= Written exercise =
Give the data again, word for word.
□ □ □
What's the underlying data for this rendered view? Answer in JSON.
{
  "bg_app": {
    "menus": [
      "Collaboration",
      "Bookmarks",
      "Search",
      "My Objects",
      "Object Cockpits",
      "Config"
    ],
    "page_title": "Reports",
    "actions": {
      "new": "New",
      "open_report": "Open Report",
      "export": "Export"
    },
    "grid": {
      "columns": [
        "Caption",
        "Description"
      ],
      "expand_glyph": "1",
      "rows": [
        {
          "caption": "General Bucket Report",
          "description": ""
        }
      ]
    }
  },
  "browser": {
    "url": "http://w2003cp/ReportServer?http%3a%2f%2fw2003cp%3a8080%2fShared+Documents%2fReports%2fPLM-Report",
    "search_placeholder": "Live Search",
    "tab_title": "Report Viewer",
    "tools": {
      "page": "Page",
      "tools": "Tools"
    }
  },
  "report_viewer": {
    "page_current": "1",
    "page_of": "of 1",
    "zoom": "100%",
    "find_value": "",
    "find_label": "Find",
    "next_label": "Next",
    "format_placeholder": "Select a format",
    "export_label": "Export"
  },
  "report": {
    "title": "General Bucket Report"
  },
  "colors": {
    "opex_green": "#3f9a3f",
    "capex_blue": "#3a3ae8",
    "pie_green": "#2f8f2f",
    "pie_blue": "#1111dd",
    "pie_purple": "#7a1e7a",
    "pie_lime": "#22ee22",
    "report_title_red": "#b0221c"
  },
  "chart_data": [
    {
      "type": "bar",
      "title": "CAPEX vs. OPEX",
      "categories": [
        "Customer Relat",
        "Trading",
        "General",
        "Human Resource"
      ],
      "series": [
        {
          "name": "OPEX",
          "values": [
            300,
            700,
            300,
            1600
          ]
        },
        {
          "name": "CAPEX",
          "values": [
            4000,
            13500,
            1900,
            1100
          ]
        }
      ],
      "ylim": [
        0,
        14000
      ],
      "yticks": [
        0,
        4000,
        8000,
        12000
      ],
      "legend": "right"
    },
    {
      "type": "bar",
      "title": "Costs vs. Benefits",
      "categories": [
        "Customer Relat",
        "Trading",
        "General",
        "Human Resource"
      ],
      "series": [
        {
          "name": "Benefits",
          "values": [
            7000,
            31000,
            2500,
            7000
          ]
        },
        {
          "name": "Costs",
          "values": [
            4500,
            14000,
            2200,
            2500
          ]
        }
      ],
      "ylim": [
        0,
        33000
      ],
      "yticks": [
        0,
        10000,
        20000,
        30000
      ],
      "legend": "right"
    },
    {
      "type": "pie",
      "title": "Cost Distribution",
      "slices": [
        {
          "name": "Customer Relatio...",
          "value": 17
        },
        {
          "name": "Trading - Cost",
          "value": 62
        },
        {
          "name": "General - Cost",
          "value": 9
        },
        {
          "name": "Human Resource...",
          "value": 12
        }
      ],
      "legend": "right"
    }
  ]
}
□ □ □
= Output of the exercise =
What's the underlying data for this rendered view? Answer in JSON.
{
  "bg_app": {
    "menus": [
      "Collaboration",
      "Bookmarks",
      "Search",
      "My Objects",
      "Object Cockpits",
      "Config"
    ],
    "page_title": "Reports",
    "actions": {
      "new": "New",
      "open_report": "Open Report",
      "export": "Export"
    },
    "grid": {
      "columns": [
        "Caption",
        "Description"
      ],
      "expand_glyph": "1",
      "rows": [
        {
          "caption": "General Bucket Report",
          "description": ""
        }
      ]
    }
  },
  "browser": {
    "url": "http://w2003cp/ReportServer?http%3a%2f%2fw2003cp%3a8080%2fShared+Documents%2fReports%2fPLM-Report",
    "search_placeholder": "Live Search",
    "tab_title": "Report Viewer",
    "tools": {
      "page": "Page",
      "tools": "Tools"
    }
  },
  "report_viewer": {
    "page_current": "1",
    "page_of": "of 1",
    "zoom": "100%",
    "find_value": "",
    "find_label": "Find",
    "next_label": "Next",
    "format_placeholder": "Select a format",
    "export_label": "Export"
  },
  "report": {
    "title": "General Bucket Report"
  },
  "colors": {
    "opex_green": "#3f9a3f",
    "capex_blue": "#3a3ae8",
    "pie_green": "#2f8f2f",
    "pie_blue": "#1111dd",
    "pie_purple": "#7a1e7a",
    "pie_lime": "#22ee22",
    "report_title_red": "#b0221c"
  },
  "chart_data": [
    {
      "type": "bar",
      "title": "CAPEX vs. OPEX",
      "categories": [
        "Customer Relat",
        "Trading",
        "General",
        "Human Resource"
      ],
      "series": [
        {
          "name": "OPEX",
          "values": [
            300,
            700,
            300,
            1600
          ]
        },
        {
          "name": "CAPEX",
          "values": [
            4000,
            13500,
            1900,
            1100
          ]
        }
      ],
      "ylim": [
        0,
        14000
      ],
      "yticks": [
        0,
        4000,
        8000,
        12000
      ],
      "legend": "right"
    },
    {
      "type": "bar",
      "title": "Costs vs. Benefits",
      "categories": [
        "Customer Relat",
        "Trading",
        "General",
        "Human Resource"
      ],
      "series": [
        {
          "name": "Benefits",
          "values": [
            7000,
            31000,
            2500,
            7000
          ]
        },
        {
          "name": "Costs",
          "values": [
            4500,
            14000,
            2200,
            2500
          ]
        }
      ],
      "ylim": [
        0,
        33000
      ],
      "yticks": [
        0,
        10000,
        20000,
        30000
      ],
      "legend": "right"
    },
    {
      "type": "pie",
      "title": "Cost Distribution",
      "slices": [
        {
          "name": "Customer Relatio...",
          "value": 17
        },
        {
          "name": "Trading - Cost",
          "value": 62
        },
        {
          "name": "General - Cost",
          "value": 9
        },
        {
          "name": "Human Resource...",
          "value": 12
        }
      ],
      "legend": "right"
    }
  ]
}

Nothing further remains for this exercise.